--- What the task asks ---
Gather from the material every line that contains the string "name".

***** Data supplied

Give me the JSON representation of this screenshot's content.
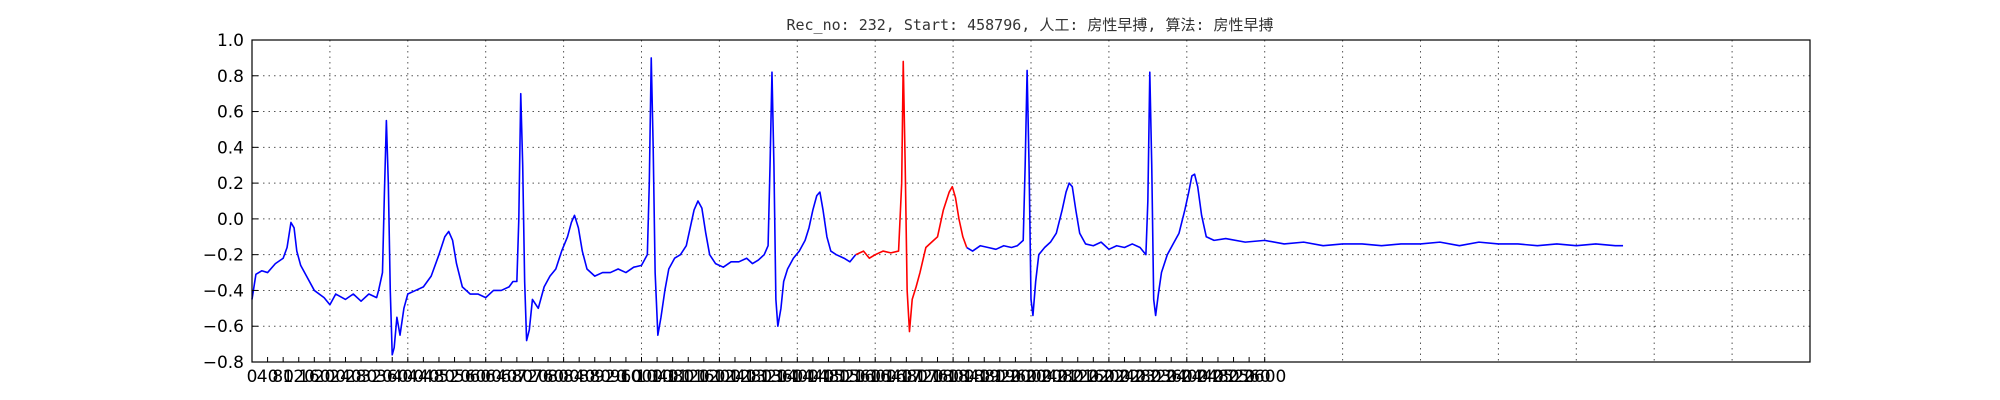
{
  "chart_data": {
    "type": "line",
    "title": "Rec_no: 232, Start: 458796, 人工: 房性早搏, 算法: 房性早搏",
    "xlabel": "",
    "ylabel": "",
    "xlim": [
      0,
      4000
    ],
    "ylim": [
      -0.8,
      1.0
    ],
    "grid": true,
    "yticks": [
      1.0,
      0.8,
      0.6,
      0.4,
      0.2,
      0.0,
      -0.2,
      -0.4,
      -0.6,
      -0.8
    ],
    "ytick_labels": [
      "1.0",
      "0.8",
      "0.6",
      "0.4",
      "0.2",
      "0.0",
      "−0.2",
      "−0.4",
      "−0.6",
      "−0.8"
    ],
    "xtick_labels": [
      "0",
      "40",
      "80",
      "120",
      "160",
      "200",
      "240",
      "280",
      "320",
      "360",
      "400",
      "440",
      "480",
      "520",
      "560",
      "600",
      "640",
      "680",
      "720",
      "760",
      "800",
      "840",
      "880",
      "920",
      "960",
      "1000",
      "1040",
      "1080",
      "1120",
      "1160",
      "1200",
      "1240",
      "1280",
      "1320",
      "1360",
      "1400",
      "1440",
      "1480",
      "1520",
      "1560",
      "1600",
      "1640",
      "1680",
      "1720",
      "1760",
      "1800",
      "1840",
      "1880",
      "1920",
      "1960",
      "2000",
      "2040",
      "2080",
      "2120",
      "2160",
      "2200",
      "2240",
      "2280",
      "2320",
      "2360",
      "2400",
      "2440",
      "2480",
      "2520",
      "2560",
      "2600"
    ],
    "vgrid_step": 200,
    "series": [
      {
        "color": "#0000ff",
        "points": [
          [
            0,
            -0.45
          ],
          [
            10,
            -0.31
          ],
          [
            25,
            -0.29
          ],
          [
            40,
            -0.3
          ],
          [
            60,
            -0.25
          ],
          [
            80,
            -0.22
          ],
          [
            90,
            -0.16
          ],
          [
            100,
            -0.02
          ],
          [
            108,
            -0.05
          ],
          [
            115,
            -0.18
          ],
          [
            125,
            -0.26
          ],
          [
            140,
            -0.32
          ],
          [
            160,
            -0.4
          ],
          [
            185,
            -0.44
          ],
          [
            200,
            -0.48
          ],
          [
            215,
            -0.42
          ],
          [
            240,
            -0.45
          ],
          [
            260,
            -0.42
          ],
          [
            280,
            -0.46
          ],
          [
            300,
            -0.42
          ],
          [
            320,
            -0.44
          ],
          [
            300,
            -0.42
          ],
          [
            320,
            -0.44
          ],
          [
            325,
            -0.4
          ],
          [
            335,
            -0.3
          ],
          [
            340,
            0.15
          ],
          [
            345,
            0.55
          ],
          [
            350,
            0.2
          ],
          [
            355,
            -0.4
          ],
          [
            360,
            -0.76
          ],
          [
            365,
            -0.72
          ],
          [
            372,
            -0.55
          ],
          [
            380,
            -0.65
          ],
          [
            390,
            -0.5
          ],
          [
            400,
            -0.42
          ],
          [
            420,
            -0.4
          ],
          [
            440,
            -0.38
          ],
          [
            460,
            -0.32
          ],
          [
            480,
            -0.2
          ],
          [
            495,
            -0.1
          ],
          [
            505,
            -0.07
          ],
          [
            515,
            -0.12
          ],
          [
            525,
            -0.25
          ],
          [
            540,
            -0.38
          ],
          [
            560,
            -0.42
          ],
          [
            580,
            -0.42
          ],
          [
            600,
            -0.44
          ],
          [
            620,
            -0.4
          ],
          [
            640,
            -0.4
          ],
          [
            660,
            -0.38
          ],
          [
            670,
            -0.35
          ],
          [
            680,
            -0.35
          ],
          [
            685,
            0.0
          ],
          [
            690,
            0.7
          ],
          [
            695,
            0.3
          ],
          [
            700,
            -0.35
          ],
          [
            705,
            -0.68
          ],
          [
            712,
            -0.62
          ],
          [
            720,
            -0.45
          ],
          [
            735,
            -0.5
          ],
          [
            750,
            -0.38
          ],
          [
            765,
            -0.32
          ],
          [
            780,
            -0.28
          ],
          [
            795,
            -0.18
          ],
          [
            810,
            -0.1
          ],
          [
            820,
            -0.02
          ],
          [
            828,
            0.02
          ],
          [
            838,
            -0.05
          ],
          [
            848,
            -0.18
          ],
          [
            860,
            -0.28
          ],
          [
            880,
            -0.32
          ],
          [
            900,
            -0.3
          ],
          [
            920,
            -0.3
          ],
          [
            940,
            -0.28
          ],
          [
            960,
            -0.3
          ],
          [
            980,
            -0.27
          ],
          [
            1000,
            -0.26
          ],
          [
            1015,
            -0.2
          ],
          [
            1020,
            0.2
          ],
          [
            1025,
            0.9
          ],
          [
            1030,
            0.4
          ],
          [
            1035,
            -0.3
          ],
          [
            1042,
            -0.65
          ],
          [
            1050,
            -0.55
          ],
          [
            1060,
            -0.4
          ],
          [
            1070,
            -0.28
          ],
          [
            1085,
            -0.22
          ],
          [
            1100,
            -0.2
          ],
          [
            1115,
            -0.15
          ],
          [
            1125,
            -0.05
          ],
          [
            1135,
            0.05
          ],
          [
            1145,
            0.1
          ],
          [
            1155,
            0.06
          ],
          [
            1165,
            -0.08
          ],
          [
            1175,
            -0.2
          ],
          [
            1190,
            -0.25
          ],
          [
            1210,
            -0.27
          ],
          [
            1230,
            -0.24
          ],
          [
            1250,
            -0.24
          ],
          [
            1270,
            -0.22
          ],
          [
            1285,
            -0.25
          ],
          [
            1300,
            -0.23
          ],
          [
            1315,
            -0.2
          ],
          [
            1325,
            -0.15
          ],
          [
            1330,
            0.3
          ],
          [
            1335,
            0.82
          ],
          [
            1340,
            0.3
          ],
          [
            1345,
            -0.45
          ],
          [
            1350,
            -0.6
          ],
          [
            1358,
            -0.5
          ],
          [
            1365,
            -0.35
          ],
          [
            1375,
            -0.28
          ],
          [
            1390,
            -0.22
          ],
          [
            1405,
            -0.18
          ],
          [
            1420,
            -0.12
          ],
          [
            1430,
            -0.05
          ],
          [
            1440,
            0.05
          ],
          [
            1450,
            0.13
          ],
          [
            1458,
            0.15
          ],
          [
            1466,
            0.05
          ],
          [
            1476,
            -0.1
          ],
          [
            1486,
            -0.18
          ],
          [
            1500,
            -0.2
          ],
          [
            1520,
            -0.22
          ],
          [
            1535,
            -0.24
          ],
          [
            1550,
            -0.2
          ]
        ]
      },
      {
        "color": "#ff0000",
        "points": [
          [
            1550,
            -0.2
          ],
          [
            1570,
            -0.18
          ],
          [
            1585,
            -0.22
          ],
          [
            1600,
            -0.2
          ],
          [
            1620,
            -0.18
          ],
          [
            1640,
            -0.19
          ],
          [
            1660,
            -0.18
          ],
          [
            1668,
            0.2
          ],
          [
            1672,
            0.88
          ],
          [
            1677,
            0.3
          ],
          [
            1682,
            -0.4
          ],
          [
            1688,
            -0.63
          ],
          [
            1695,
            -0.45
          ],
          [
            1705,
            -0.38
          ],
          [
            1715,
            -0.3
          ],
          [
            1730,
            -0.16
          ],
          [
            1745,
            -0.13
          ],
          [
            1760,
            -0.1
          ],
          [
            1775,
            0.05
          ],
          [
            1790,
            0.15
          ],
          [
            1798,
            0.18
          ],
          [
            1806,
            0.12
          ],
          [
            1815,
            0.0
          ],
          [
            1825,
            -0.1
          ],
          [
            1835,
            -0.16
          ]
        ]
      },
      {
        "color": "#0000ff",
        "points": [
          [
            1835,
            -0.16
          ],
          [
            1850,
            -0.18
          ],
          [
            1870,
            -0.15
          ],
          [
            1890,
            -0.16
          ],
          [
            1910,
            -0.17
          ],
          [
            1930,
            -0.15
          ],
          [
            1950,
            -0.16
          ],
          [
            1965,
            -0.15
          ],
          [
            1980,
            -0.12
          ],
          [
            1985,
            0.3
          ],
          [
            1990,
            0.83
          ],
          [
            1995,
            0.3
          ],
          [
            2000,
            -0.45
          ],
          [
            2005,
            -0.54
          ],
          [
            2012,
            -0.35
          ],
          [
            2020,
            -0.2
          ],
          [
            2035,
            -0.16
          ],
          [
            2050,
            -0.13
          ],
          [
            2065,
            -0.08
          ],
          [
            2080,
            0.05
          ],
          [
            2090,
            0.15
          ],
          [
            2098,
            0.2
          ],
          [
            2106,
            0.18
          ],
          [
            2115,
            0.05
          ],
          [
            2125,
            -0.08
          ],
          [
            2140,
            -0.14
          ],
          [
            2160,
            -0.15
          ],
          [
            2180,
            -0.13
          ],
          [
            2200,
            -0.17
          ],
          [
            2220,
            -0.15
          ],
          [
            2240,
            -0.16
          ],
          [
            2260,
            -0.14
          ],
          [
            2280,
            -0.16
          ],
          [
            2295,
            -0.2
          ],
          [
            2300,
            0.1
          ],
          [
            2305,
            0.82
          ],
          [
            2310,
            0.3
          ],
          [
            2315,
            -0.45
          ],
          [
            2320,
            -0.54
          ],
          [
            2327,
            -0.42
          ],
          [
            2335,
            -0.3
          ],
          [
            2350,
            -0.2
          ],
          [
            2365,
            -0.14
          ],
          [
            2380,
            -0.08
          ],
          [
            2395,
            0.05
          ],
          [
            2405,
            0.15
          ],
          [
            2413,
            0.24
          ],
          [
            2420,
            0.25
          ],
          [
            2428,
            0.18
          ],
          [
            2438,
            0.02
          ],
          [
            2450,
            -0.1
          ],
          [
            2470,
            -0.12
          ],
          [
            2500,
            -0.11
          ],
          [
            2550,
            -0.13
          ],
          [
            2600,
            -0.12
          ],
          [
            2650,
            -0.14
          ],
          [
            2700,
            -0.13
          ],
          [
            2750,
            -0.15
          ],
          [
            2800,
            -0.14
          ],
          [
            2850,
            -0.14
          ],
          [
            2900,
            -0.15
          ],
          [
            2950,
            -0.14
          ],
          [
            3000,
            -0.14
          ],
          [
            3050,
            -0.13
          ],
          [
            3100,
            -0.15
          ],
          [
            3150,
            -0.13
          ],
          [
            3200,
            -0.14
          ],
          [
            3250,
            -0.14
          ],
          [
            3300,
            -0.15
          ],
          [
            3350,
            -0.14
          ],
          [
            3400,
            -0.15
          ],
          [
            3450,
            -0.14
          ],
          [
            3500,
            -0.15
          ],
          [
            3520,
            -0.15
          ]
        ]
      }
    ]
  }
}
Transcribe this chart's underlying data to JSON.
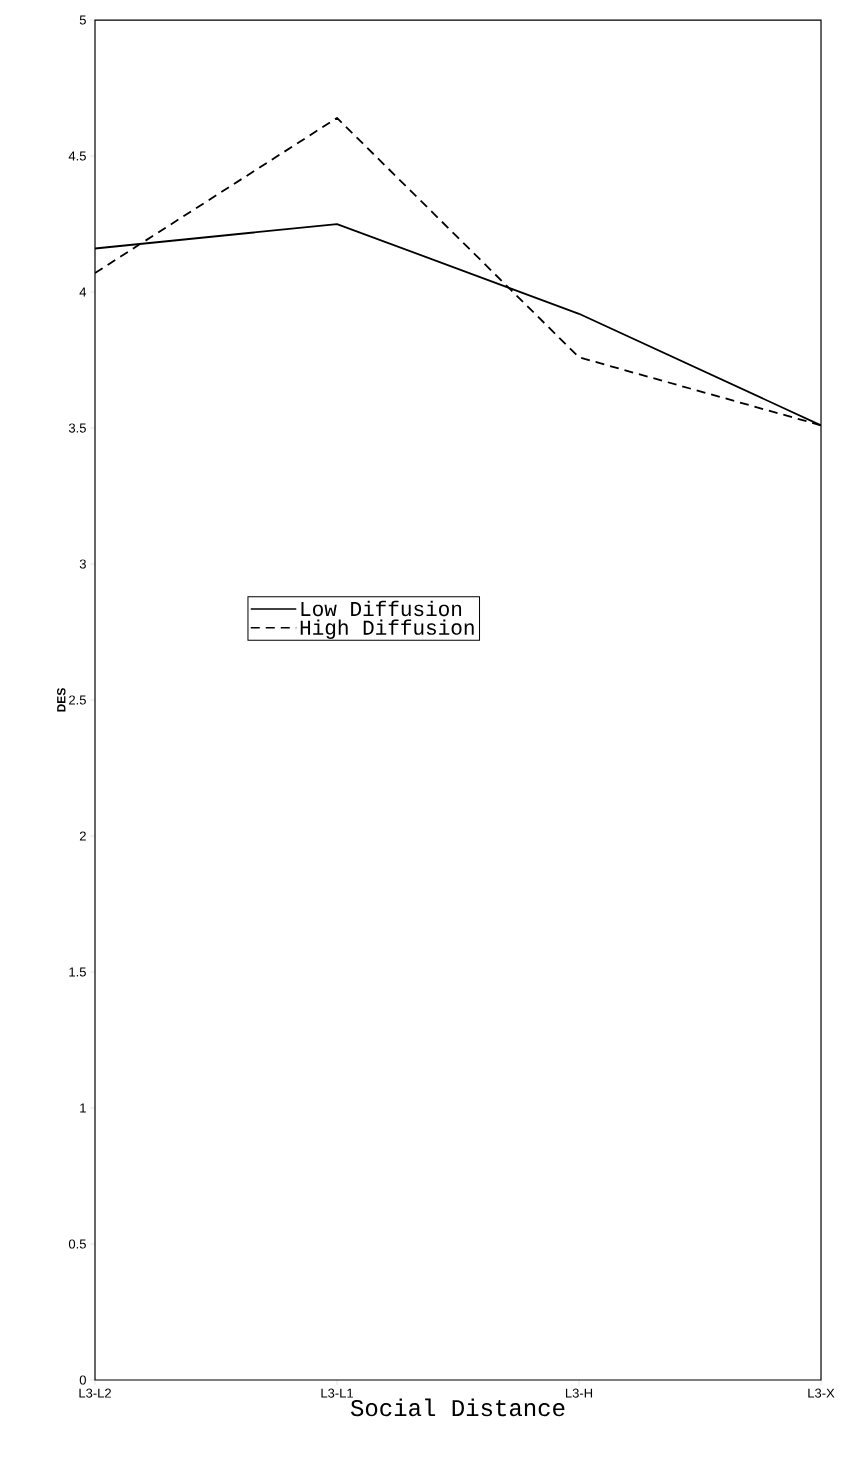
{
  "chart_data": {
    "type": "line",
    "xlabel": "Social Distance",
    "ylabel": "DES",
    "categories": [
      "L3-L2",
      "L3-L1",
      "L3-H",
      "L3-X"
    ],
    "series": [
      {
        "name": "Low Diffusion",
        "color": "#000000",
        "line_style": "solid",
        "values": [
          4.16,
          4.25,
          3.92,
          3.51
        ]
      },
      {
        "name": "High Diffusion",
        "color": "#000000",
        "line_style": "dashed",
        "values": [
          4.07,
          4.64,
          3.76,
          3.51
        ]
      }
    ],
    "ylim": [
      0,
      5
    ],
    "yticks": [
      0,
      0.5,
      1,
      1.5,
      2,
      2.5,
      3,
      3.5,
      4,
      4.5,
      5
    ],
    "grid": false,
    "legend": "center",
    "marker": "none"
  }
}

**********

--- Response ---
        "name": "Low Diffusion",
        "name": "High Diffusion",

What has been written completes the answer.